What the task asks: Restate the data word for word and leave the images out.

Data in this exercise:
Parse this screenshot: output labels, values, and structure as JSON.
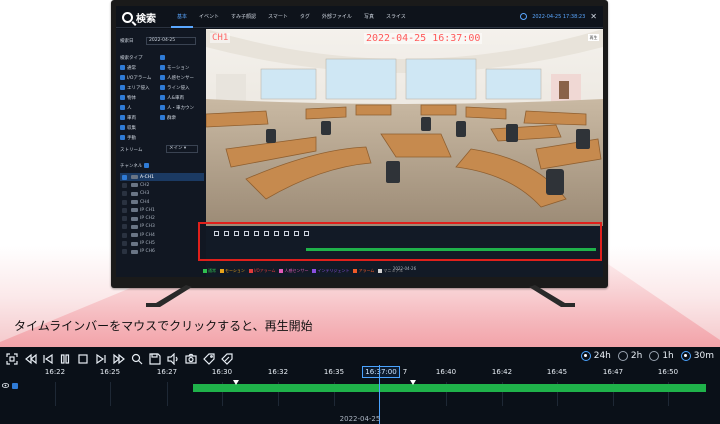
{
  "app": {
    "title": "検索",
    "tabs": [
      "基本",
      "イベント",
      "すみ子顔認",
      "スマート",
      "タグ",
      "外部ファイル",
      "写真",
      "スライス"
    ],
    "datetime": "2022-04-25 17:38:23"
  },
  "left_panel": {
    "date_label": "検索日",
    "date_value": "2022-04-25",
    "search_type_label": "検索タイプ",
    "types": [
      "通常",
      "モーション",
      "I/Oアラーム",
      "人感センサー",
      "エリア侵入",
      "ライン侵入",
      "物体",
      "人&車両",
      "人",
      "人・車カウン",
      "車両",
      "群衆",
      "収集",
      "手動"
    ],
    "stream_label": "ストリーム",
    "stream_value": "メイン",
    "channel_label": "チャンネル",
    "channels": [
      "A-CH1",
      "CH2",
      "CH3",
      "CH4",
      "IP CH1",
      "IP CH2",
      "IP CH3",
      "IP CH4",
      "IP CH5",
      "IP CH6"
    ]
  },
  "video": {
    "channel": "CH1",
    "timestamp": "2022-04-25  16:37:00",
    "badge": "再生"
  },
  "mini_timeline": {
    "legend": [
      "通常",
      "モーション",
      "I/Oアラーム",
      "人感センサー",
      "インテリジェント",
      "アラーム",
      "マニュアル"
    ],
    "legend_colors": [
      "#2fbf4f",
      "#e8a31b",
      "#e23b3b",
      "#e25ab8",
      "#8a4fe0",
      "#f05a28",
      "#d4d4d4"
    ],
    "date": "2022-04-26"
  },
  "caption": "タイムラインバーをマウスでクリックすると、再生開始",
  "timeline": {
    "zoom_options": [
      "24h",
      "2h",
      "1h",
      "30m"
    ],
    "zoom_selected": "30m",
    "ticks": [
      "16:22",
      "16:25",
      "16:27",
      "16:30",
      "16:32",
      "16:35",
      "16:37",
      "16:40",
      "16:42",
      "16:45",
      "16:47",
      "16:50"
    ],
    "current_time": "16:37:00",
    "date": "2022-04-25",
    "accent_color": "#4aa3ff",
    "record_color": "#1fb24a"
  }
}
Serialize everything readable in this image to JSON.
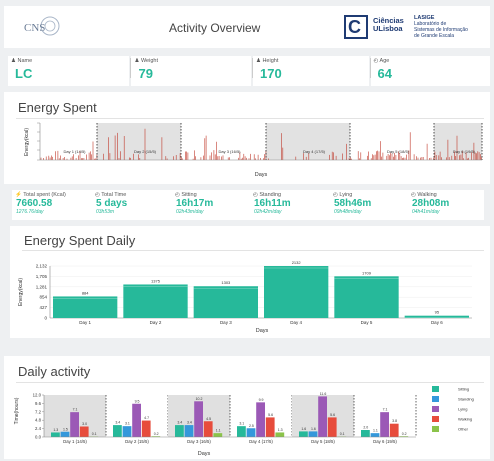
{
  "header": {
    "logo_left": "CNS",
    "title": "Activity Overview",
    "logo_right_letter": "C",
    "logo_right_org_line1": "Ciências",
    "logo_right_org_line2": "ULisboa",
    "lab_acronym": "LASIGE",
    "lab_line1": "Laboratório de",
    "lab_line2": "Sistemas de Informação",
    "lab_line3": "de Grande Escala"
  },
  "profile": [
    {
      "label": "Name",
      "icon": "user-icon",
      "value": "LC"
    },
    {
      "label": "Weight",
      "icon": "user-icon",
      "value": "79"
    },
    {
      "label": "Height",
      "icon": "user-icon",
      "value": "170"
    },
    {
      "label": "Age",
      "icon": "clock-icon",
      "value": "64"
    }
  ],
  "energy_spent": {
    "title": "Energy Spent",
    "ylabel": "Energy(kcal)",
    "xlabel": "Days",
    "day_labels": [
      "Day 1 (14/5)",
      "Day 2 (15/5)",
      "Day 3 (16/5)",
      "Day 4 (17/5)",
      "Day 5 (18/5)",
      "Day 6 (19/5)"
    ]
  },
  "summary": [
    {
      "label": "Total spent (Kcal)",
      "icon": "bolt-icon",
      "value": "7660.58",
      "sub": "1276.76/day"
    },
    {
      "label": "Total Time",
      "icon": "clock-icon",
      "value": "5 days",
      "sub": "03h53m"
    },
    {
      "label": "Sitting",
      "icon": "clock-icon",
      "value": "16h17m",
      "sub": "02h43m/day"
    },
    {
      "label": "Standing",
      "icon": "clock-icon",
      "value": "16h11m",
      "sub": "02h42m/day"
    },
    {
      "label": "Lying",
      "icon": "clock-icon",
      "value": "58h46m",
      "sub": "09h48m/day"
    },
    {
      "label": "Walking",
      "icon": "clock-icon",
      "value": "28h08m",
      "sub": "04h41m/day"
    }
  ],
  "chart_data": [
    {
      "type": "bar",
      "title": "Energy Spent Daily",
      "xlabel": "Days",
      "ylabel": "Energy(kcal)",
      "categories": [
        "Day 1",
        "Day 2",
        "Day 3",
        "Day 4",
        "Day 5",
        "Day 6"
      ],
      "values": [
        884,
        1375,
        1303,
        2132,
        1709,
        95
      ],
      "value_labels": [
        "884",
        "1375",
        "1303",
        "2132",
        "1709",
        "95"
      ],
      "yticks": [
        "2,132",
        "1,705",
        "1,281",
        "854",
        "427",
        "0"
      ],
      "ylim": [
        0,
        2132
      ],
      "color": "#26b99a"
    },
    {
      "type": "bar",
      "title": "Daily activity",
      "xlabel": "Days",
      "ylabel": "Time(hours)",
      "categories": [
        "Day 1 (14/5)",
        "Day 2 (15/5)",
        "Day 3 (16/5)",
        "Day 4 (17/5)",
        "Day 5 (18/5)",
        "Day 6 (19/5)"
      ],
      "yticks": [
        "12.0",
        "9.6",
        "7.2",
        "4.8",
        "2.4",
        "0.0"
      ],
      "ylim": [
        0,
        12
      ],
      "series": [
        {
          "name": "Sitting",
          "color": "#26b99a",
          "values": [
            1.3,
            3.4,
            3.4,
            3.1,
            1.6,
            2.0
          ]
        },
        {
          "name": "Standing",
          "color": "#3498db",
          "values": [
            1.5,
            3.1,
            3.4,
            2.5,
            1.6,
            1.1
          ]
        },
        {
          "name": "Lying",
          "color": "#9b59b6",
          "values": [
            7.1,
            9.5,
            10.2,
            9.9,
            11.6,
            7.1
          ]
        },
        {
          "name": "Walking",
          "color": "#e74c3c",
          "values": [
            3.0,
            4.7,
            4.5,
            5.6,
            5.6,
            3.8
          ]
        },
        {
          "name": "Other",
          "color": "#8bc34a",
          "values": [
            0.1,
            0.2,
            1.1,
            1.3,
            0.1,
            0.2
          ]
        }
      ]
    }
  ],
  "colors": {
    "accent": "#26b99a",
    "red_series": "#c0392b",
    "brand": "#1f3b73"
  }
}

Result:
Parse this screenshot: output labels, values, and structure as JSON.
{
  "app": {
    "title": "検索",
    "tabs": [
      "基本",
      "イベント",
      "すみ子顔認",
      "スマート",
      "タグ",
      "外部ファイル",
      "写真",
      "スライス"
    ],
    "datetime": "2022-04-25 17:38:23"
  },
  "left_panel": {
    "date_label": "検索日",
    "date_value": "2022-04-25",
    "search_type_label": "検索タイプ",
    "types": [
      "通常",
      "モーション",
      "I/Oアラーム",
      "人感センサー",
      "エリア侵入",
      "ライン侵入",
      "物体",
      "人&車両",
      "人",
      "人・車カウン",
      "車両",
      "群衆",
      "収集",
      "手動"
    ],
    "stream_label": "ストリーム",
    "stream_value": "メイン",
    "channel_label": "チャンネル",
    "channels": [
      "A-CH1",
      "CH2",
      "CH3",
      "CH4",
      "IP CH1",
      "IP CH2",
      "IP CH3",
      "IP CH4",
      "IP CH5",
      "IP CH6"
    ]
  },
  "video": {
    "channel": "CH1",
    "timestamp": "2022-04-25  16:37:00",
    "badge": "再生"
  },
  "mini_timeline": {
    "legend": [
      "通常",
      "モーション",
      "I/Oアラーム",
      "人感センサー",
      "インテリジェント",
      "アラーム",
      "マニュアル"
    ],
    "legend_colors": [
      "#2fbf4f",
      "#e8a31b",
      "#e23b3b",
      "#e25ab8",
      "#8a4fe0",
      "#f05a28",
      "#d4d4d4"
    ],
    "date": "2022-04-26"
  },
  "caption": "タイムラインバーをマウスでクリックすると、再生開始",
  "timeline": {
    "zoom_options": [
      "24h",
      "2h",
      "1h",
      "30m"
    ],
    "zoom_selected": "30m",
    "ticks": [
      "16:22",
      "16:25",
      "16:27",
      "16:30",
      "16:32",
      "16:35",
      "16:37",
      "16:40",
      "16:42",
      "16:45",
      "16:47",
      "16:50"
    ],
    "current_time": "16:37:00",
    "date": "2022-04-25",
    "accent_color": "#4aa3ff",
    "record_color": "#1fb24a"
  }
}
Serialize everything readable in this image to JSON.
{
  "header": {
    "logo_left": "CNS",
    "title": "Activity Overview",
    "logo_right_letter": "C",
    "logo_right_org_line1": "Ciências",
    "logo_right_org_line2": "ULisboa",
    "lab_acronym": "LASIGE",
    "lab_line1": "Laboratório de",
    "lab_line2": "Sistemas de Informação",
    "lab_line3": "de Grande Escala"
  },
  "profile": [
    {
      "label": "Name",
      "icon": "user-icon",
      "value": "LC"
    },
    {
      "label": "Weight",
      "icon": "user-icon",
      "value": "79"
    },
    {
      "label": "Height",
      "icon": "user-icon",
      "value": "170"
    },
    {
      "label": "Age",
      "icon": "clock-icon",
      "value": "64"
    }
  ],
  "energy_spent": {
    "title": "Energy Spent",
    "ylabel": "Energy(kcal)",
    "xlabel": "Days",
    "day_labels": [
      "Day 1 (14/5)",
      "Day 2 (15/5)",
      "Day 3 (16/5)",
      "Day 4 (17/5)",
      "Day 5 (18/5)",
      "Day 6 (19/5)"
    ]
  },
  "summary": [
    {
      "label": "Total spent (Kcal)",
      "icon": "bolt-icon",
      "value": "7660.58",
      "sub": "1276.76/day"
    },
    {
      "label": "Total Time",
      "icon": "clock-icon",
      "value": "5 days",
      "sub": "03h53m"
    },
    {
      "label": "Sitting",
      "icon": "clock-icon",
      "value": "16h17m",
      "sub": "02h43m/day"
    },
    {
      "label": "Standing",
      "icon": "clock-icon",
      "value": "16h11m",
      "sub": "02h42m/day"
    },
    {
      "label": "Lying",
      "icon": "clock-icon",
      "value": "58h46m",
      "sub": "09h48m/day"
    },
    {
      "label": "Walking",
      "icon": "clock-icon",
      "value": "28h08m",
      "sub": "04h41m/day"
    }
  ],
  "chart_data": [
    {
      "type": "bar",
      "title": "Energy Spent Daily",
      "xlabel": "Days",
      "ylabel": "Energy(kcal)",
      "categories": [
        "Day 1",
        "Day 2",
        "Day 3",
        "Day 4",
        "Day 5",
        "Day 6"
      ],
      "values": [
        884,
        1375,
        1303,
        2132,
        1709,
        95
      ],
      "value_labels": [
        "884",
        "1375",
        "1303",
        "2132",
        "1709",
        "95"
      ],
      "yticks": [
        "2,132",
        "1,705",
        "1,281",
        "854",
        "427",
        "0"
      ],
      "ylim": [
        0,
        2132
      ],
      "color": "#26b99a"
    },
    {
      "type": "bar",
      "title": "Daily activity",
      "xlabel": "Days",
      "ylabel": "Time(hours)",
      "categories": [
        "Day 1 (14/5)",
        "Day 2 (15/5)",
        "Day 3 (16/5)",
        "Day 4 (17/5)",
        "Day 5 (18/5)",
        "Day 6 (19/5)"
      ],
      "yticks": [
        "12.0",
        "9.6",
        "7.2",
        "4.8",
        "2.4",
        "0.0"
      ],
      "ylim": [
        0,
        12
      ],
      "series": [
        {
          "name": "Sitting",
          "color": "#26b99a",
          "values": [
            1.3,
            3.4,
            3.4,
            3.1,
            1.6,
            2.0
          ]
        },
        {
          "name": "Standing",
          "color": "#3498db",
          "values": [
            1.5,
            3.1,
            3.4,
            2.5,
            1.6,
            1.1
          ]
        },
        {
          "name": "Lying",
          "color": "#9b59b6",
          "values": [
            7.1,
            9.5,
            10.2,
            9.9,
            11.6,
            7.1
          ]
        },
        {
          "name": "Walking",
          "color": "#e74c3c",
          "values": [
            3.0,
            4.7,
            4.5,
            5.6,
            5.6,
            3.8
          ]
        },
        {
          "name": "Other",
          "color": "#8bc34a",
          "values": [
            0.1,
            0.2,
            1.1,
            1.3,
            0.1,
            0.2
          ]
        }
      ]
    }
  ],
  "colors": {
    "accent": "#26b99a",
    "red_series": "#c0392b",
    "brand": "#1f3b73"
  }
}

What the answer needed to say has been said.